WHAT YOU SHOULD DO
Return all of the data exactly as given.
------------------------------------
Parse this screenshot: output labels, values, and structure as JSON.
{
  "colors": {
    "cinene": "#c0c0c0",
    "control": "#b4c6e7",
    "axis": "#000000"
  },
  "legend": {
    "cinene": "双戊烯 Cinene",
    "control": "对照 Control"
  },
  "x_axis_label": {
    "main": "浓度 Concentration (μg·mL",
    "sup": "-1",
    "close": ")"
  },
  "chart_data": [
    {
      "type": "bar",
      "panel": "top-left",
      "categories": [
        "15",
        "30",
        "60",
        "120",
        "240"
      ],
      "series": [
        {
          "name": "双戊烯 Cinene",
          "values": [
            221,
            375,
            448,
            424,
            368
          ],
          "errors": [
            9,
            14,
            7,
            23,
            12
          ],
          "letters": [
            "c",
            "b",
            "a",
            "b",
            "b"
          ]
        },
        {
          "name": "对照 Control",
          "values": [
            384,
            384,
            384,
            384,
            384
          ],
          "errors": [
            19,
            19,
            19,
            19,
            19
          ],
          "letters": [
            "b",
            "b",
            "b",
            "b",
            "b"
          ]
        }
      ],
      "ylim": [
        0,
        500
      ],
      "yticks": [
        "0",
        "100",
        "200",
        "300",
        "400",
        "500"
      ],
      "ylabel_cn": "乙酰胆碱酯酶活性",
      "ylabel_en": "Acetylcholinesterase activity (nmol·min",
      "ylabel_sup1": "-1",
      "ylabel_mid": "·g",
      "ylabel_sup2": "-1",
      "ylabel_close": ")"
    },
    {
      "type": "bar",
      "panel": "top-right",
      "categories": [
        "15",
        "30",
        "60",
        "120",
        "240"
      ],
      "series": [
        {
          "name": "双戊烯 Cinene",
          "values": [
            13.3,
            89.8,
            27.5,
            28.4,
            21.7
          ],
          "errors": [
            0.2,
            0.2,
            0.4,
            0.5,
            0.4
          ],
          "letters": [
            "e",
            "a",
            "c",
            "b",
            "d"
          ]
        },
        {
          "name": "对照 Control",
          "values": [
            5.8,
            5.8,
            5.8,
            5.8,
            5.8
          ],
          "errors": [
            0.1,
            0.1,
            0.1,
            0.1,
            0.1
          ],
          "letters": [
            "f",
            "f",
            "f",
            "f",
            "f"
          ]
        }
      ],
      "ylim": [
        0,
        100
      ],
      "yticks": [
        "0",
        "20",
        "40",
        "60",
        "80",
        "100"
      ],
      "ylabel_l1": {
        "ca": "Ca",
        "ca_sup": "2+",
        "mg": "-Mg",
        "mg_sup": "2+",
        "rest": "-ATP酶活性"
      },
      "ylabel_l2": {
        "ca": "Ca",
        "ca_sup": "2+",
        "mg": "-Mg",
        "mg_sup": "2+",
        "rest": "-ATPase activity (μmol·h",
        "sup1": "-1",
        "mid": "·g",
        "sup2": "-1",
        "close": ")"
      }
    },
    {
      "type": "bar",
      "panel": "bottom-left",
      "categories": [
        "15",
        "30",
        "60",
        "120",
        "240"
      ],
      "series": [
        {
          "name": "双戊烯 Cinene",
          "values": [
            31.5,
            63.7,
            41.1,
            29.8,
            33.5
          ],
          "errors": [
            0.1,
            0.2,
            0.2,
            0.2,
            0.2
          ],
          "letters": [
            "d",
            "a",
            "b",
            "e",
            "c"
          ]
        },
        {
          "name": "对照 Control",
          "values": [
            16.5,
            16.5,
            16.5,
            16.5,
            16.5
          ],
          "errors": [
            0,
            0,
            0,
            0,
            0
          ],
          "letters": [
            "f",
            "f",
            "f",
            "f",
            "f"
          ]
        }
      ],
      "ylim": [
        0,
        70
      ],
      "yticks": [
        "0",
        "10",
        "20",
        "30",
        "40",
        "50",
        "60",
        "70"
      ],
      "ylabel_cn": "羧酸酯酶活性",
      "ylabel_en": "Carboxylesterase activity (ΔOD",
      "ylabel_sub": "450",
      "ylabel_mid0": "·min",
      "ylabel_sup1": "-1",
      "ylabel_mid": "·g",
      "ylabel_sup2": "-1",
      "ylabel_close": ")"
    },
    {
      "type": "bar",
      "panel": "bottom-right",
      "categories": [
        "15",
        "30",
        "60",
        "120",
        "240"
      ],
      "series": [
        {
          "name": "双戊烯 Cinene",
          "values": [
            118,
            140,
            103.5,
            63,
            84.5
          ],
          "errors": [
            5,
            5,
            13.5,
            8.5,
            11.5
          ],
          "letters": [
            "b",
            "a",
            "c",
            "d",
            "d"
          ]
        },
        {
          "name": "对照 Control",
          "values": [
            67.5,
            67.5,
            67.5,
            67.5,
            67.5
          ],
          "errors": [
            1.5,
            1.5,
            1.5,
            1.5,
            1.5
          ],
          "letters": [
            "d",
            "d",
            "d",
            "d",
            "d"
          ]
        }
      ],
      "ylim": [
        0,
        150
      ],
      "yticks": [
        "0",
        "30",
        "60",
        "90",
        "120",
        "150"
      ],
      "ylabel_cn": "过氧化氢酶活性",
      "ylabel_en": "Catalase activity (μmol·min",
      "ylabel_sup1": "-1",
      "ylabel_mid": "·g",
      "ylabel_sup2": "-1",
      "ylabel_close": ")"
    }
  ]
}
------------------------------------
RESULT FOR THIS TASK
Parse this screenshot: output labels, values, and structure as JSON.
{
  "colors": {
    "cinene": "#c0c0c0",
    "control": "#b4c6e7",
    "axis": "#000000"
  },
  "legend": {
    "cinene": "双戊烯 Cinene",
    "control": "对照 Control"
  },
  "x_axis_label": {
    "main": "浓度 Concentration (μg·mL",
    "sup": "-1",
    "close": ")"
  },
  "chart_data": [
    {
      "type": "bar",
      "panel": "top-left",
      "categories": [
        "15",
        "30",
        "60",
        "120",
        "240"
      ],
      "series": [
        {
          "name": "双戊烯 Cinene",
          "values": [
            221,
            375,
            448,
            424,
            368
          ],
          "errors": [
            9,
            14,
            7,
            23,
            12
          ],
          "letters": [
            "c",
            "b",
            "a",
            "b",
            "b"
          ]
        },
        {
          "name": "对照 Control",
          "values": [
            384,
            384,
            384,
            384,
            384
          ],
          "errors": [
            19,
            19,
            19,
            19,
            19
          ],
          "letters": [
            "b",
            "b",
            "b",
            "b",
            "b"
          ]
        }
      ],
      "ylim": [
        0,
        500
      ],
      "yticks": [
        "0",
        "100",
        "200",
        "300",
        "400",
        "500"
      ],
      "ylabel_cn": "乙酰胆碱酯酶活性",
      "ylabel_en": "Acetylcholinesterase activity (nmol·min",
      "ylabel_sup1": "-1",
      "ylabel_mid": "·g",
      "ylabel_sup2": "-1",
      "ylabel_close": ")"
    },
    {
      "type": "bar",
      "panel": "top-right",
      "categories": [
        "15",
        "30",
        "60",
        "120",
        "240"
      ],
      "series": [
        {
          "name": "双戊烯 Cinene",
          "values": [
            13.3,
            89.8,
            27.5,
            28.4,
            21.7
          ],
          "errors": [
            0.2,
            0.2,
            0.4,
            0.5,
            0.4
          ],
          "letters": [
            "e",
            "a",
            "c",
            "b",
            "d"
          ]
        },
        {
          "name": "对照 Control",
          "values": [
            5.8,
            5.8,
            5.8,
            5.8,
            5.8
          ],
          "errors": [
            0.1,
            0.1,
            0.1,
            0.1,
            0.1
          ],
          "letters": [
            "f",
            "f",
            "f",
            "f",
            "f"
          ]
        }
      ],
      "ylim": [
        0,
        100
      ],
      "yticks": [
        "0",
        "20",
        "40",
        "60",
        "80",
        "100"
      ],
      "ylabel_l1": {
        "ca": "Ca",
        "ca_sup": "2+",
        "mg": "-Mg",
        "mg_sup": "2+",
        "rest": "-ATP酶活性"
      },
      "ylabel_l2": {
        "ca": "Ca",
        "ca_sup": "2+",
        "mg": "-Mg",
        "mg_sup": "2+",
        "rest": "-ATPase activity (μmol·h",
        "sup1": "-1",
        "mid": "·g",
        "sup2": "-1",
        "close": ")"
      }
    },
    {
      "type": "bar",
      "panel": "bottom-left",
      "categories": [
        "15",
        "30",
        "60",
        "120",
        "240"
      ],
      "series": [
        {
          "name": "双戊烯 Cinene",
          "values": [
            31.5,
            63.7,
            41.1,
            29.8,
            33.5
          ],
          "errors": [
            0.1,
            0.2,
            0.2,
            0.2,
            0.2
          ],
          "letters": [
            "d",
            "a",
            "b",
            "e",
            "c"
          ]
        },
        {
          "name": "对照 Control",
          "values": [
            16.5,
            16.5,
            16.5,
            16.5,
            16.5
          ],
          "errors": [
            0,
            0,
            0,
            0,
            0
          ],
          "letters": [
            "f",
            "f",
            "f",
            "f",
            "f"
          ]
        }
      ],
      "ylim": [
        0,
        70
      ],
      "yticks": [
        "0",
        "10",
        "20",
        "30",
        "40",
        "50",
        "60",
        "70"
      ],
      "ylabel_cn": "羧酸酯酶活性",
      "ylabel_en": "Carboxylesterase activity (ΔOD",
      "ylabel_sub": "450",
      "ylabel_mid0": "·min",
      "ylabel_sup1": "-1",
      "ylabel_mid": "·g",
      "ylabel_sup2": "-1",
      "ylabel_close": ")"
    },
    {
      "type": "bar",
      "panel": "bottom-right",
      "categories": [
        "15",
        "30",
        "60",
        "120",
        "240"
      ],
      "series": [
        {
          "name": "双戊烯 Cinene",
          "values": [
            118,
            140,
            103.5,
            63,
            84.5
          ],
          "errors": [
            5,
            5,
            13.5,
            8.5,
            11.5
          ],
          "letters": [
            "b",
            "a",
            "c",
            "d",
            "d"
          ]
        },
        {
          "name": "对照 Control",
          "values": [
            67.5,
            67.5,
            67.5,
            67.5,
            67.5
          ],
          "errors": [
            1.5,
            1.5,
            1.5,
            1.5,
            1.5
          ],
          "letters": [
            "d",
            "d",
            "d",
            "d",
            "d"
          ]
        }
      ],
      "ylim": [
        0,
        150
      ],
      "yticks": [
        "0",
        "30",
        "60",
        "90",
        "120",
        "150"
      ],
      "ylabel_cn": "过氧化氢酶活性",
      "ylabel_en": "Catalase activity (μmol·min",
      "ylabel_sup1": "-1",
      "ylabel_mid": "·g",
      "ylabel_sup2": "-1",
      "ylabel_close": ")"
    }
  ]
}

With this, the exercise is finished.